__Dataset__
________________________________________

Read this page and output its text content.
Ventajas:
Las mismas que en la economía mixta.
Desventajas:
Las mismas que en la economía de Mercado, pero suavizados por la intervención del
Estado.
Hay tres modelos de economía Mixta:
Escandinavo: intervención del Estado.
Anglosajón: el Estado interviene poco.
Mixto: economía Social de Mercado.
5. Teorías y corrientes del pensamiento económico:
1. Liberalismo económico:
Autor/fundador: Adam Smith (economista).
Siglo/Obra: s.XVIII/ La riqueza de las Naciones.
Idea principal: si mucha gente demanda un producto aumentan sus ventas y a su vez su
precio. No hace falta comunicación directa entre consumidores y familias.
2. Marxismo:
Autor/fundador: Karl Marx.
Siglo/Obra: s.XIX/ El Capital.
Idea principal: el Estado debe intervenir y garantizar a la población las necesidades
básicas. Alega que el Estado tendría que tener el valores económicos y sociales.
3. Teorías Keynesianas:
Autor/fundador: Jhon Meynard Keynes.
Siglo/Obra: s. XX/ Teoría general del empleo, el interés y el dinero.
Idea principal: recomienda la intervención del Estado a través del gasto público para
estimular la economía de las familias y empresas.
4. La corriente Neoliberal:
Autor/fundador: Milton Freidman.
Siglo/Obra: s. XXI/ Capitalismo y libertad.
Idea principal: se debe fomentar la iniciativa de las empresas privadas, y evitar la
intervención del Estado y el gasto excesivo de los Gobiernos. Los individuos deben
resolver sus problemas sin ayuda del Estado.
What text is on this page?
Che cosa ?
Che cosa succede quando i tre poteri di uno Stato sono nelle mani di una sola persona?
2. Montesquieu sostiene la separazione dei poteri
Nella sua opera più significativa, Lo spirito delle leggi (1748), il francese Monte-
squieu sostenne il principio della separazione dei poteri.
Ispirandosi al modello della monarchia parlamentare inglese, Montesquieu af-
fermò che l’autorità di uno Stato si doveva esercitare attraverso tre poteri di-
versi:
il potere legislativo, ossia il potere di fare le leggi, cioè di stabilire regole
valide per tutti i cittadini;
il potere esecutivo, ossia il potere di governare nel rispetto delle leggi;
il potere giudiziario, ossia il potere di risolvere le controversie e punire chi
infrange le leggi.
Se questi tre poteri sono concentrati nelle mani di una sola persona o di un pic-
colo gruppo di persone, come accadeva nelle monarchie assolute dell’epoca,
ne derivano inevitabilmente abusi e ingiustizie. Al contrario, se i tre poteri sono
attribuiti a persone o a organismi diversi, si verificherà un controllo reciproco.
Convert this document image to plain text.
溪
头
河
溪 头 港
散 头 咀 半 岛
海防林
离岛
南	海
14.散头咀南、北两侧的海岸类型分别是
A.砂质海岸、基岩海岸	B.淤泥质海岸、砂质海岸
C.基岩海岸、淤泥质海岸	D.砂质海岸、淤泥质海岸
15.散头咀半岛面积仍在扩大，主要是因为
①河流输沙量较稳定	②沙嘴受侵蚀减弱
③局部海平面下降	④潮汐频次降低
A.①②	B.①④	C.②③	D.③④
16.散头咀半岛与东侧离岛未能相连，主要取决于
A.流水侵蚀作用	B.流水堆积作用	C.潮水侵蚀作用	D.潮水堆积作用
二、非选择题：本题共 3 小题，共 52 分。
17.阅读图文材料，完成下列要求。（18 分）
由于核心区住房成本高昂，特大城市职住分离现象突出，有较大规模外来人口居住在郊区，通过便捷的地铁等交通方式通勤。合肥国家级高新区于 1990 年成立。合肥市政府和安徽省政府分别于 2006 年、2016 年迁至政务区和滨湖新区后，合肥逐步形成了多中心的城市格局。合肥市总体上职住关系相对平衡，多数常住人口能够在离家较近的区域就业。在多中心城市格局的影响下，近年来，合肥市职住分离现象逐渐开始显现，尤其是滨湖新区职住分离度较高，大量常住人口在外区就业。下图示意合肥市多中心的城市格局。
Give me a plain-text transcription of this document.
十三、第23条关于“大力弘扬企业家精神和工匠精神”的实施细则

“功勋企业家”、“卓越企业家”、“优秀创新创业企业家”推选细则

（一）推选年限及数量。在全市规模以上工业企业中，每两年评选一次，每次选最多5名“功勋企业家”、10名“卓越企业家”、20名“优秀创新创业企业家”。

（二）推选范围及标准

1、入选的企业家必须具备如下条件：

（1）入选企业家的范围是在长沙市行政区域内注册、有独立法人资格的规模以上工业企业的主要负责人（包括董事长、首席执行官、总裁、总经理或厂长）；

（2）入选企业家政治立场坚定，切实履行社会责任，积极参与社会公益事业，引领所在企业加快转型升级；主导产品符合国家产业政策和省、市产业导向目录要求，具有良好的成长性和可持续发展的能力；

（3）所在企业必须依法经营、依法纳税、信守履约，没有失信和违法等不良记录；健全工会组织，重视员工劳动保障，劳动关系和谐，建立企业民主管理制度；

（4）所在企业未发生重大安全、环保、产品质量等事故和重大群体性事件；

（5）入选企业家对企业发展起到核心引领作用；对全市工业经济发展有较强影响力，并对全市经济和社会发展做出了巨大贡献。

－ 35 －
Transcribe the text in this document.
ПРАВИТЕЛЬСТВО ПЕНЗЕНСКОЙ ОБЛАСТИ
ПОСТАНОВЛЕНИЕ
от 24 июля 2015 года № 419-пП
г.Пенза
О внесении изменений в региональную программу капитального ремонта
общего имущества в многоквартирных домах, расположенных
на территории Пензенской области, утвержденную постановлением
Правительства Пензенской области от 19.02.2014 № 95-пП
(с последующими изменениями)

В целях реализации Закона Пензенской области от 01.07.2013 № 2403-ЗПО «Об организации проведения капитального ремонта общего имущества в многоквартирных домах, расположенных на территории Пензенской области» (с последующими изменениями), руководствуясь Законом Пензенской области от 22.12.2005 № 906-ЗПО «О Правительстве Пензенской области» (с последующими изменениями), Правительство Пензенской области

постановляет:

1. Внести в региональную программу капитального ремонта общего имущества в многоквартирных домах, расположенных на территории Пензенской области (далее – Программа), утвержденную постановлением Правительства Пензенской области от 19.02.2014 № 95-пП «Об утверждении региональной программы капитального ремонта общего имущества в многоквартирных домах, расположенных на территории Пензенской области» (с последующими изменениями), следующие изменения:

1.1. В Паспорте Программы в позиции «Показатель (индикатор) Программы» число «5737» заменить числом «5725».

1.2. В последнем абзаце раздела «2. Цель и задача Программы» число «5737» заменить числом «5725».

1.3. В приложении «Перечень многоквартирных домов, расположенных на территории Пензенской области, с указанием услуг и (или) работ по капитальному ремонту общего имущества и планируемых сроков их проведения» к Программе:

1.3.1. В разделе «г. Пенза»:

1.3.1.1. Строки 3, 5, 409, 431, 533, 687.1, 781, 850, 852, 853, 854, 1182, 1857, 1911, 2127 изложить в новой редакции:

________________________________________

__The problem__
Take the data above and return it exactly.

__Task solution__
Read this page and output its text content.
Ventajas:
Las mismas que en la economía mixta.
Desventajas:
Las mismas que en la economía de Mercado, pero suavizados por la intervención del
Estado.
Hay tres modelos de economía Mixta:
Escandinavo: intervención del Estado.
Anglosajón: el Estado interviene poco.
Mixto: economía Social de Mercado.
5. Teorías y corrientes del pensamiento económico:
1. Liberalismo económico:
Autor/fundador: Adam Smith (economista).
Siglo/Obra: s.XVIII/ La riqueza de las Naciones.
Idea principal: si mucha gente demanda un producto aumentan sus ventas y a su vez su
precio. No hace falta comunicación directa entre consumidores y familias.
2. Marxismo:
Autor/fundador: Karl Marx.
Siglo/Obra: s.XIX/ El Capital.
Idea principal: el Estado debe intervenir y garantizar a la población las necesidades
básicas. Alega que el Estado tendría que tener el valores económicos y sociales.
3. Teorías Keynesianas:
Autor/fundador: Jhon Meynard Keynes.
Siglo/Obra: s. XX/ Teoría general del empleo, el interés y el dinero.
Idea principal: recomienda la intervención del Estado a través del gasto público para
estimular la economía de las familias y empresas.
4. La corriente Neoliberal:
Autor/fundador: Milton Freidman.
Siglo/Obra: s. XXI/ Capitalismo y libertad.
Idea principal: se debe fomentar la iniciativa de las empresas privadas, y evitar la
intervención del Estado y el gasto excesivo de los Gobiernos. Los individuos deben
resolver sus problemas sin ayuda del Estado.
What text is on this page?
Che cosa ?
Che cosa succede quando i tre poteri di uno Stato sono nelle mani di una sola persona?
2. Montesquieu sostiene la separazione dei poteri
Nella sua opera più significativa, Lo spirito delle leggi (1748), il francese Monte-
squieu sostenne il principio della separazione dei poteri.
Ispirandosi al modello della monarchia parlamentare inglese, Montesquieu af-
fermò che l’autorità di uno Stato si doveva esercitare attraverso tre poteri di-
versi:
il potere legislativo, ossia il potere di fare le leggi, cioè di stabilire regole
valide per tutti i cittadini;
il potere esecutivo, ossia il potere di governare nel rispetto delle leggi;
il potere giudiziario, ossia il potere di risolvere le controversie e punire chi
infrange le leggi.
Se questi tre poteri sono concentrati nelle mani di una sola persona o di un pic-
colo gruppo di persone, come accadeva nelle monarchie assolute dell’epoca,
ne derivano inevitabilmente abusi e ingiustizie. Al contrario, se i tre poteri sono
attribuiti a persone o a organismi diversi, si verificherà un controllo reciproco.
Convert this document image to plain text.
溪
头
河
溪 头 港
散 头 咀 半 岛
海防林
离岛
南	海
14.散头咀南、北两侧的海岸类型分别是
A.砂质海岸、基岩海岸	B.淤泥质海岸、砂质海岸
C.基岩海岸、淤泥质海岸	D.砂质海岸、淤泥质海岸
15.散头咀半岛面积仍在扩大，主要是因为
①河流输沙量较稳定	②沙嘴受侵蚀减弱
③局部海平面下降	④潮汐频次降低
A.①②	B.①④	C.②③	D.③④
16.散头咀半岛与东侧离岛未能相连，主要取决于
A.流水侵蚀作用	B.流水堆积作用	C.潮水侵蚀作用	D.潮水堆积作用
二、非选择题：本题共 3 小题，共 52 分。
17.阅读图文材料，完成下列要求。（18 分）
由于核心区住房成本高昂，特大城市职住分离现象突出，有较大规模外来人口居住在郊区，通过便捷的地铁等交通方式通勤。合肥国家级高新区于 1990 年成立。合肥市政府和安徽省政府分别于 2006 年、2016 年迁至政务区和滨湖新区后，合肥逐步形成了多中心的城市格局。合肥市总体上职住关系相对平衡，多数常住人口能够在离家较近的区域就业。在多中心城市格局的影响下，近年来，合肥市职住分离现象逐渐开始显现，尤其是滨湖新区职住分离度较高，大量常住人口在外区就业。下图示意合肥市多中心的城市格局。
Give me a plain-text transcription of this document.
十三、第23条关于“大力弘扬企业家精神和工匠精神”的实施细则

“功勋企业家”、“卓越企业家”、“优秀创新创业企业家”推选细则

（一）推选年限及数量。在全市规模以上工业企业中，每两年评选一次，每次选最多5名“功勋企业家”、10名“卓越企业家”、20名“优秀创新创业企业家”。

（二）推选范围及标准

1、入选的企业家必须具备如下条件：

（1）入选企业家的范围是在长沙市行政区域内注册、有独立法人资格的规模以上工业企业的主要负责人（包括董事长、首席执行官、总裁、总经理或厂长）；

（2）入选企业家政治立场坚定，切实履行社会责任，积极参与社会公益事业，引领所在企业加快转型升级；主导产品符合国家产业政策和省、市产业导向目录要求，具有良好的成长性和可持续发展的能力；

（3）所在企业必须依法经营、依法纳税、信守履约，没有失信和违法等不良记录；健全工会组织，重视员工劳动保障，劳动关系和谐，建立企业民主管理制度；

（4）所在企业未发生重大安全、环保、产品质量等事故和重大群体性事件；

（5）入选企业家对企业发展起到核心引领作用；对全市工业经济发展有较强影响力，并对全市经济和社会发展做出了巨大贡献。

－ 35 －
Transcribe the text in this document.
ПРАВИТЕЛЬСТВО ПЕНЗЕНСКОЙ ОБЛАСТИ
ПОСТАНОВЛЕНИЕ
от 24 июля 2015 года № 419-пП
г.Пенза
О внесении изменений в региональную программу капитального ремонта
общего имущества в многоквартирных домах, расположенных
на территории Пензенской области, утвержденную постановлением
Правительства Пензенской области от 19.02.2014 № 95-пП
(с последующими изменениями)

В целях реализации Закона Пензенской области от 01.07.2013 № 2403-ЗПО «Об организации проведения капитального ремонта общего имущества в многоквартирных домах, расположенных на территории Пензенской области» (с последующими изменениями), руководствуясь Законом Пензенской области от 22.12.2005 № 906-ЗПО «О Правительстве Пензенской области» (с последующими изменениями), Правительство Пензенской области

постановляет:

1. Внести в региональную программу капитального ремонта общего имущества в многоквартирных домах, расположенных на территории Пензенской области (далее – Программа), утвержденную постановлением Правительства Пензенской области от 19.02.2014 № 95-пП «Об утверждении региональной программы капитального ремонта общего имущества в многоквартирных домах, расположенных на территории Пензенской области» (с последующими изменениями), следующие изменения:

1.1. В Паспорте Программы в позиции «Показатель (индикатор) Программы» число «5737» заменить числом «5725».

1.2. В последнем абзаце раздела «2. Цель и задача Программы» число «5737» заменить числом «5725».

1.3. В приложении «Перечень многоквартирных домов, расположенных на территории Пензенской области, с указанием услуг и (или) работ по капитальному ремонту общего имущества и планируемых сроков их проведения» к Программе:

1.3.1. В разделе «г. Пенза»:

1.3.1.1. Строки 3, 5, 409, 431, 533, 687.1, 781, 850, 852, 853, 854, 1182, 1857, 1911, 2127 изложить в новой редакции:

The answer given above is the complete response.